Collected data entries:
————

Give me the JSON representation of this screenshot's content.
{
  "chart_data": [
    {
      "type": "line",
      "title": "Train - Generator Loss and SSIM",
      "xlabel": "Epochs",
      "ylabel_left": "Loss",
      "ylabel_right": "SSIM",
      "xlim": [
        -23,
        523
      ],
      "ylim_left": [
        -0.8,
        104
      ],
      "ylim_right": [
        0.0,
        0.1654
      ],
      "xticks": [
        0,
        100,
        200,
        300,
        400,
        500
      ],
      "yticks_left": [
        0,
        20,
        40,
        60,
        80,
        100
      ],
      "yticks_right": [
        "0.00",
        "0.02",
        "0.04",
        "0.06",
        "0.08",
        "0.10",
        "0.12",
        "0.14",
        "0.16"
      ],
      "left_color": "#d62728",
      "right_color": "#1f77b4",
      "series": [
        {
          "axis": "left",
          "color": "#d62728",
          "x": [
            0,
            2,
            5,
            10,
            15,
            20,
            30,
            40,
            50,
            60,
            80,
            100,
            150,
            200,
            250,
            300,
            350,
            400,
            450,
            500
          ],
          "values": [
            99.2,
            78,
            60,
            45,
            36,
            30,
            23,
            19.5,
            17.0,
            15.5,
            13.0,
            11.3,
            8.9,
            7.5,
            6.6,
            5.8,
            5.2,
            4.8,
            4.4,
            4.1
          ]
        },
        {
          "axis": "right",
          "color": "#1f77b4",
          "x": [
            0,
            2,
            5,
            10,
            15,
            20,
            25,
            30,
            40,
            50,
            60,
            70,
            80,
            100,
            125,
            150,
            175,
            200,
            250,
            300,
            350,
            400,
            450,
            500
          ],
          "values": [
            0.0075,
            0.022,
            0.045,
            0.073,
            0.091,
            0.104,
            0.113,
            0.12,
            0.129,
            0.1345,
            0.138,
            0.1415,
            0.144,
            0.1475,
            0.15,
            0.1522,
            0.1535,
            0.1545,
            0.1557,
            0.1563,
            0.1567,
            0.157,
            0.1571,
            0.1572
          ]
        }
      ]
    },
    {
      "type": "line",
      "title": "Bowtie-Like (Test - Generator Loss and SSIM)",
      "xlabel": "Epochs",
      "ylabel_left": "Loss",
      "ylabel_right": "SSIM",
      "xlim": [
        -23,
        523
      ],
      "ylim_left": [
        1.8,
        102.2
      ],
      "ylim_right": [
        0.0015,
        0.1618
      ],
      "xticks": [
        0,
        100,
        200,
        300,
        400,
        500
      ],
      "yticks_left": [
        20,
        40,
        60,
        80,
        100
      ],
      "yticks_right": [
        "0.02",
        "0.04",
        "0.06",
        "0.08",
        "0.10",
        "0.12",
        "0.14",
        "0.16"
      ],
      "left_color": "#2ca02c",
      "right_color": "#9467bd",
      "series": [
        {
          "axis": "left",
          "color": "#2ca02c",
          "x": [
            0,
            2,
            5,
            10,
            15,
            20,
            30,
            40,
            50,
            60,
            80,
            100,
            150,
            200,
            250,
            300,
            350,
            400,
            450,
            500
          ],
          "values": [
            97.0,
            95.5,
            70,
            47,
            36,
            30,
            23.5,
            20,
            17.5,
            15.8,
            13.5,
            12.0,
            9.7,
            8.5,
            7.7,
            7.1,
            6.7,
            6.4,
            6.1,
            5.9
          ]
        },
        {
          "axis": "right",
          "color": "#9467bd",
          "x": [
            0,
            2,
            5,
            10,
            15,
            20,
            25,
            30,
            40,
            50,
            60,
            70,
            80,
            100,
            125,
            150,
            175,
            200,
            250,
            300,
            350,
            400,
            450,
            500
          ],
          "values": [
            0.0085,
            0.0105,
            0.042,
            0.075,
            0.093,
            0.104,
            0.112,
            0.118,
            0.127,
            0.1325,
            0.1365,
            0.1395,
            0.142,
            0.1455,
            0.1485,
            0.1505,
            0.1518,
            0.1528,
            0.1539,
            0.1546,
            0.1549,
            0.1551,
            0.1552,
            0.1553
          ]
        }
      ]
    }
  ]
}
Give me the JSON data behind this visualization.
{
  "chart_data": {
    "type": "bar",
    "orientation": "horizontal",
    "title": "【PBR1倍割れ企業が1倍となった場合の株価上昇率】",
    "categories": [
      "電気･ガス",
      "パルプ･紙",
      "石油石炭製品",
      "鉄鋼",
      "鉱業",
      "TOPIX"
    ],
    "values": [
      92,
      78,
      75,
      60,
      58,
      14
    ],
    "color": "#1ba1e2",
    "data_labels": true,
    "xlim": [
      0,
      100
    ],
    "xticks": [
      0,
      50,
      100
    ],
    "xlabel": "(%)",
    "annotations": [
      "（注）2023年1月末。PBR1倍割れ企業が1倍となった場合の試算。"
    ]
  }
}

————

Exercise task ▸ Each record above should be returned exactly as it appears.

Written response ▸
Give me the JSON representation of this screenshot's content.
{
  "chart_data": [
    {
      "type": "line",
      "title": "Train - Generator Loss and SSIM",
      "xlabel": "Epochs",
      "ylabel_left": "Loss",
      "ylabel_right": "SSIM",
      "xlim": [
        -23,
        523
      ],
      "ylim_left": [
        -0.8,
        104
      ],
      "ylim_right": [
        0.0,
        0.1654
      ],
      "xticks": [
        0,
        100,
        200,
        300,
        400,
        500
      ],
      "yticks_left": [
        0,
        20,
        40,
        60,
        80,
        100
      ],
      "yticks_right": [
        "0.00",
        "0.02",
        "0.04",
        "0.06",
        "0.08",
        "0.10",
        "0.12",
        "0.14",
        "0.16"
      ],
      "left_color": "#d62728",
      "right_color": "#1f77b4",
      "series": [
        {
          "axis": "left",
          "color": "#d62728",
          "x": [
            0,
            2,
            5,
            10,
            15,
            20,
            30,
            40,
            50,
            60,
            80,
            100,
            150,
            200,
            250,
            300,
            350,
            400,
            450,
            500
          ],
          "values": [
            99.2,
            78,
            60,
            45,
            36,
            30,
            23,
            19.5,
            17.0,
            15.5,
            13.0,
            11.3,
            8.9,
            7.5,
            6.6,
            5.8,
            5.2,
            4.8,
            4.4,
            4.1
          ]
        },
        {
          "axis": "right",
          "color": "#1f77b4",
          "x": [
            0,
            2,
            5,
            10,
            15,
            20,
            25,
            30,
            40,
            50,
            60,
            70,
            80,
            100,
            125,
            150,
            175,
            200,
            250,
            300,
            350,
            400,
            450,
            500
          ],
          "values": [
            0.0075,
            0.022,
            0.045,
            0.073,
            0.091,
            0.104,
            0.113,
            0.12,
            0.129,
            0.1345,
            0.138,
            0.1415,
            0.144,
            0.1475,
            0.15,
            0.1522,
            0.1535,
            0.1545,
            0.1557,
            0.1563,
            0.1567,
            0.157,
            0.1571,
            0.1572
          ]
        }
      ]
    },
    {
      "type": "line",
      "title": "Bowtie-Like (Test - Generator Loss and SSIM)",
      "xlabel": "Epochs",
      "ylabel_left": "Loss",
      "ylabel_right": "SSIM",
      "xlim": [
        -23,
        523
      ],
      "ylim_left": [
        1.8,
        102.2
      ],
      "ylim_right": [
        0.0015,
        0.1618
      ],
      "xticks": [
        0,
        100,
        200,
        300,
        400,
        500
      ],
      "yticks_left": [
        20,
        40,
        60,
        80,
        100
      ],
      "yticks_right": [
        "0.02",
        "0.04",
        "0.06",
        "0.08",
        "0.10",
        "0.12",
        "0.14",
        "0.16"
      ],
      "left_color": "#2ca02c",
      "right_color": "#9467bd",
      "series": [
        {
          "axis": "left",
          "color": "#2ca02c",
          "x": [
            0,
            2,
            5,
            10,
            15,
            20,
            30,
            40,
            50,
            60,
            80,
            100,
            150,
            200,
            250,
            300,
            350,
            400,
            450,
            500
          ],
          "values": [
            97.0,
            95.5,
            70,
            47,
            36,
            30,
            23.5,
            20,
            17.5,
            15.8,
            13.5,
            12.0,
            9.7,
            8.5,
            7.7,
            7.1,
            6.7,
            6.4,
            6.1,
            5.9
          ]
        },
        {
          "axis": "right",
          "color": "#9467bd",
          "x": [
            0,
            2,
            5,
            10,
            15,
            20,
            25,
            30,
            40,
            50,
            60,
            70,
            80,
            100,
            125,
            150,
            175,
            200,
            250,
            300,
            350,
            400,
            450,
            500
          ],
          "values": [
            0.0085,
            0.0105,
            0.042,
            0.075,
            0.093,
            0.104,
            0.112,
            0.118,
            0.127,
            0.1325,
            0.1365,
            0.1395,
            0.142,
            0.1455,
            0.1485,
            0.1505,
            0.1518,
            0.1528,
            0.1539,
            0.1546,
            0.1549,
            0.1551,
            0.1552,
            0.1553
          ]
        }
      ]
    }
  ]
}
Give me the JSON data behind this visualization.
{
  "chart_data": {
    "type": "bar",
    "orientation": "horizontal",
    "title": "【PBR1倍割れ企業が1倍となった場合の株価上昇率】",
    "categories": [
      "電気･ガス",
      "パルプ･紙",
      "石油石炭製品",
      "鉄鋼",
      "鉱業",
      "TOPIX"
    ],
    "values": [
      92,
      78,
      75,
      60,
      58,
      14
    ],
    "color": "#1ba1e2",
    "data_labels": true,
    "xlim": [
      0,
      100
    ],
    "xticks": [
      0,
      50,
      100
    ],
    "xlabel": "(%)",
    "annotations": [
      "（注）2023年1月末。PBR1倍割れ企業が1倍となった場合の試算。"
    ]
  }
}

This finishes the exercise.